Every entry must be repeated exactly. Exclude all pictures.

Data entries
┄┄┄┄┄┄┄┄┄┄
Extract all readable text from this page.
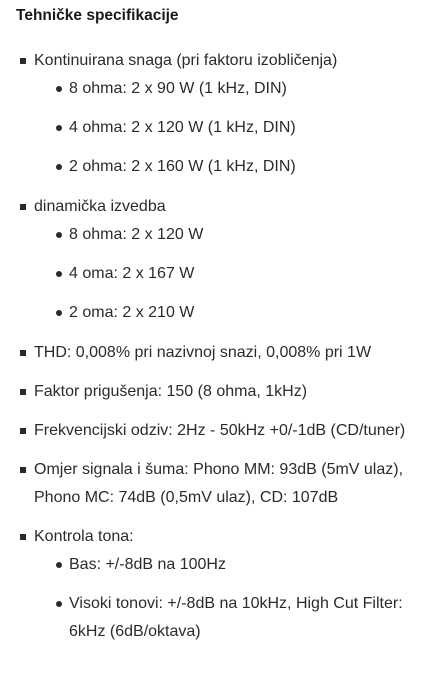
Tehničke specifikacije
Kontinuirana snaga (pri faktoru izobličenja)
8 ohma: 2 x 90 W (1 kHz, DIN)
4 ohma: 2 x 120 W (1 kHz, DIN)
2 ohma: 2 x 160 W (1 kHz, DIN)
dinamička izvedba
8 ohma: 2 x 120 W
4 oma: 2 x 167 W
2 oma: 2 x 210 W
THD: 0,008% pri nazivnoj snazi, 0,008% pri 1W
Faktor prigušenja: 150 (8 ohma, 1kHz)
Frekvencijski odziv: 2Hz - 50kHz +0/-1dB (CD/tuner)
Omjer signala i šuma: Phono MM: 93dB (5mV ulaz), Phono MC: 74dB (0,5mV ulaz), CD: 107dB
Kontrola tona:
Bas: +/-8dB na 100Hz
Visoki tonovi: +/-8dB na 10kHz, High Cut Filter: 6kHz (6dB/oktava)
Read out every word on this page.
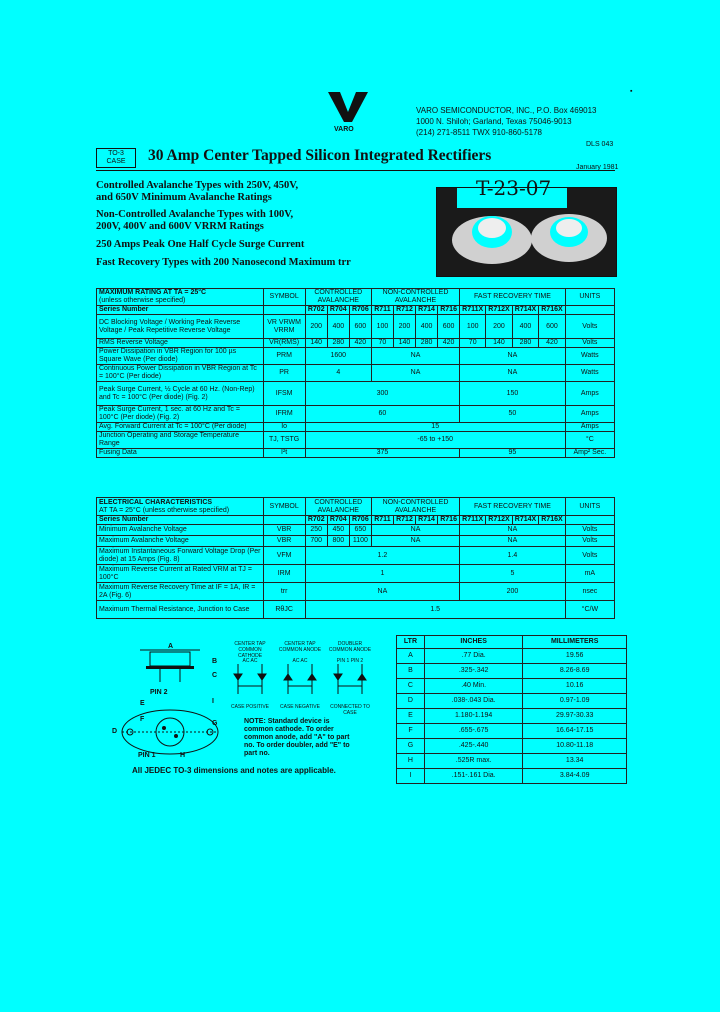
VARO
▪
VARO SEMICONDUCTOR, INC., P.O. Box 469013
1000 N. Shiloh; Garland, Texas 75046-9013
(214) 271-8511 TWX 910-860-5178
DLS 043
TO-3 CASE	30 Amp Center Tapped Silicon Integrated Rectifiers
January 1981
Controlled Avalanche Types with 250V, 450V, and 650V Minimum Avalanche Ratings
Non-Controlled Avalanche Types with 100V, 200V, 400V and 600V VRRM Ratings
250 Amps Peak One Half Cycle Surge Current
Fast Recovery Types with 200 Nanosecond Maximum trr
T-23-07
MAXIMUM RATING AT TA = 25°C
(unless otherwise specified)	SYMBOL	CONTROLLED AVALANCHE			NON-CONTROLLED AVALANCHE				FAST RECOVERY TIME				UNITS

Series Number		R702	R704	R706	R711	R712	R714	R716	R711X	R712X	R714X	R716X	
DC Blocking Voltage / Working Peak Reverse Voltage / Peak Repetitive Reverse Voltage	VR VRWM VRRM	200	400	600	100	200	400	600	100	200	400	600	Volts
RMS Reverse Voltage	VR(RMS)	140	280	420	70	140	280	420	70	140	280	420	Volts
Power Dissipation in VBR Region for 100 µs Square Wave (Per diode)	PRM	1600			NA				NA				Watts
Continuous Power Dissipation in VBR Region at Tc = 100°C (Per diode)	PR	4			NA				NA				Watts
Peak Surge Current, ½ Cycle at 60 Hz. (Non-Rep) and Tc = 100°C (Per diode) (Fig. 2)	IFSM	300							150				Amps
Peak Surge Current, 1 sec. at 60 Hz and Tc = 100°C (Per diode) (Fig. 2)	IFRM	60							50				Amps
Avg. Forward Current at Tc = 100°C (Per diode)	Io	15											Amps
Junction Operating and Storage Temperature Range	TJ, TSTG	-65 to +150											°C
Fusing Data	I²t	375							95				Amp² Sec.
ELECTRICAL CHARACTERISTICS
AT TA = 25°C (unless otherwise specified)	SYMBOL	CONTROLLED AVALANCHE			NON-CONTROLLED AVALANCHE				FAST RECOVERY TIME				UNITS
Series Number		R702	R704	R706	R711	R712	R714	R716	R711X	R712X	R714X	R716X	
Minimum Avalanche Voltage	VBR	250	450	650	NA				NA				Volts
Maximum Avalanche Voltage	VBR	700	800	1100	NA				NA				Volts
Maximum Instantaneous Forward Voltage Drop (Per diode) at 15 Amps (Fig. 8)	VFM	1.2							1.4				Volts
Maximum Reverse Current at Rated VRM at TJ = 100°C	IRM	1							5				mA
Maximum Reverse Recovery Time at IF = 1A, IR = 2A (Fig. 6)	trr	NA							200				nsec
Maximum Thermal Resistance, Junction to Case	RθJC	1.5											°C/W
A
B
C
D
E
F
G
H
I
PIN 2
PIN 1
CENTER TAP COMMON CATHODE
CENTER TAP COMMON ANODE
DOUBLER COMMON ANODE
AC AC	AC AC	PIN 1 PIN 2
CASE POSITIVE	CASE NEGATIVE	CONNECTED TO CASE
NOTE: Standard device is common cathode. To order common anode, add "A" to part no. To order doubler, add "E" to part no.
All JEDEC TO-3 dimensions and notes are applicable.
LTR	INCHES	MILLIMETERS
A	.77 Dia.	19.56
B	.325-.342	8.26-8.69
C	.40 Min.	10.16
D	.038-.043 Dia.	0.97-1.09
E	1.180-1.194	29.97-30.33
F	.655-.675	16.64-17.15
G	.425-.440	10.80-11.18
H	.525R max.	13.34
I	.151-.161 Dia.	3.84-4.09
┄┄┄┄┄┄┄┄┄┄
Worked answer:
Extract all readable text from this page.
Tehničke specifikacije
Kontinuirana snaga (pri faktoru izobličenja)
8 ohma: 2 x 90 W (1 kHz, DIN)
4 ohma: 2 x 120 W (1 kHz, DIN)
2 ohma: 2 x 160 W (1 kHz, DIN)
dinamička izvedba
8 ohma: 2 x 120 W
4 oma: 2 x 167 W
2 oma: 2 x 210 W
THD: 0,008% pri nazivnoj snazi, 0,008% pri 1W
Faktor prigušenja: 150 (8 ohma, 1kHz)
Frekvencijski odziv: 2Hz - 50kHz +0/-1dB (CD/tuner)
Omjer signala i šuma: Phono MM: 93dB (5mV ulaz), Phono MC: 74dB (0,5mV ulaz), CD: 107dB
Kontrola tona:
Bas: +/-8dB na 100Hz
Visoki tonovi: +/-8dB na 10kHz, High Cut Filter: 6kHz (6dB/oktava)
Read out every word on this page.
VARO
▪
VARO SEMICONDUCTOR, INC., P.O. Box 469013
1000 N. Shiloh; Garland, Texas 75046-9013
(214) 271-8511 TWX 910-860-5178
DLS 043
TO-3 CASE	30 Amp Center Tapped Silicon Integrated Rectifiers
January 1981
Controlled Avalanche Types with 250V, 450V, and 650V Minimum Avalanche Ratings
Non-Controlled Avalanche Types with 100V, 200V, 400V and 600V VRRM Ratings
250 Amps Peak One Half Cycle Surge Current
Fast Recovery Types with 200 Nanosecond Maximum trr
T-23-07
MAXIMUM RATING AT TA = 25°C
(unless otherwise specified)	SYMBOL	CONTROLLED AVALANCHE			NON-CONTROLLED AVALANCHE				FAST RECOVERY TIME				UNITS

Series Number		R702	R704	R706	R711	R712	R714	R716	R711X	R712X	R714X	R716X	
DC Blocking Voltage / Working Peak Reverse Voltage / Peak Repetitive Reverse Voltage	VR VRWM VRRM	200	400	600	100	200	400	600	100	200	400	600	Volts
RMS Reverse Voltage	VR(RMS)	140	280	420	70	140	280	420	70	140	280	420	Volts
Power Dissipation in VBR Region for 100 µs Square Wave (Per diode)	PRM	1600			NA				NA				Watts
Continuous Power Dissipation in VBR Region at Tc = 100°C (Per diode)	PR	4			NA				NA				Watts
Peak Surge Current, ½ Cycle at 60 Hz. (Non-Rep) and Tc = 100°C (Per diode) (Fig. 2)	IFSM	300							150				Amps
Peak Surge Current, 1 sec. at 60 Hz and Tc = 100°C (Per diode) (Fig. 2)	IFRM	60							50				Amps
Avg. Forward Current at Tc = 100°C (Per diode)	Io	15											Amps
Junction Operating and Storage Temperature Range	TJ, TSTG	-65 to +150											°C
Fusing Data	I²t	375							95				Amp² Sec.
ELECTRICAL CHARACTERISTICS
AT TA = 25°C (unless otherwise specified)	SYMBOL	CONTROLLED AVALANCHE			NON-CONTROLLED AVALANCHE				FAST RECOVERY TIME				UNITS
Series Number		R702	R704	R706	R711	R712	R714	R716	R711X	R712X	R714X	R716X	
Minimum Avalanche Voltage	VBR	250	450	650	NA				NA				Volts
Maximum Avalanche Voltage	VBR	700	800	1100	NA				NA				Volts
Maximum Instantaneous Forward Voltage Drop (Per diode) at 15 Amps (Fig. 8)	VFM	1.2							1.4				Volts
Maximum Reverse Current at Rated VRM at TJ = 100°C	IRM	1							5				mA
Maximum Reverse Recovery Time at IF = 1A, IR = 2A (Fig. 6)	trr	NA							200				nsec
Maximum Thermal Resistance, Junction to Case	RθJC	1.5											°C/W
A
B
C
D
E
F
G
H
I
PIN 2
PIN 1
CENTER TAP COMMON CATHODE
CENTER TAP COMMON ANODE
DOUBLER COMMON ANODE
AC AC	AC AC	PIN 1 PIN 2
CASE POSITIVE	CASE NEGATIVE	CONNECTED TO CASE
NOTE: Standard device is common cathode. To order common anode, add "A" to part no. To order doubler, add "E" to part no.
All JEDEC TO-3 dimensions and notes are applicable.
LTR	INCHES	MILLIMETERS
A	.77 Dia.	19.56
B	.325-.342	8.26-8.69
C	.40 Min.	10.16
D	.038-.043 Dia.	0.97-1.09
E	1.180-1.194	29.97-30.33
F	.655-.675	16.64-17.15
G	.425-.440	10.80-11.18
H	.525R max.	13.34
I	.151-.161 Dia.	3.84-4.09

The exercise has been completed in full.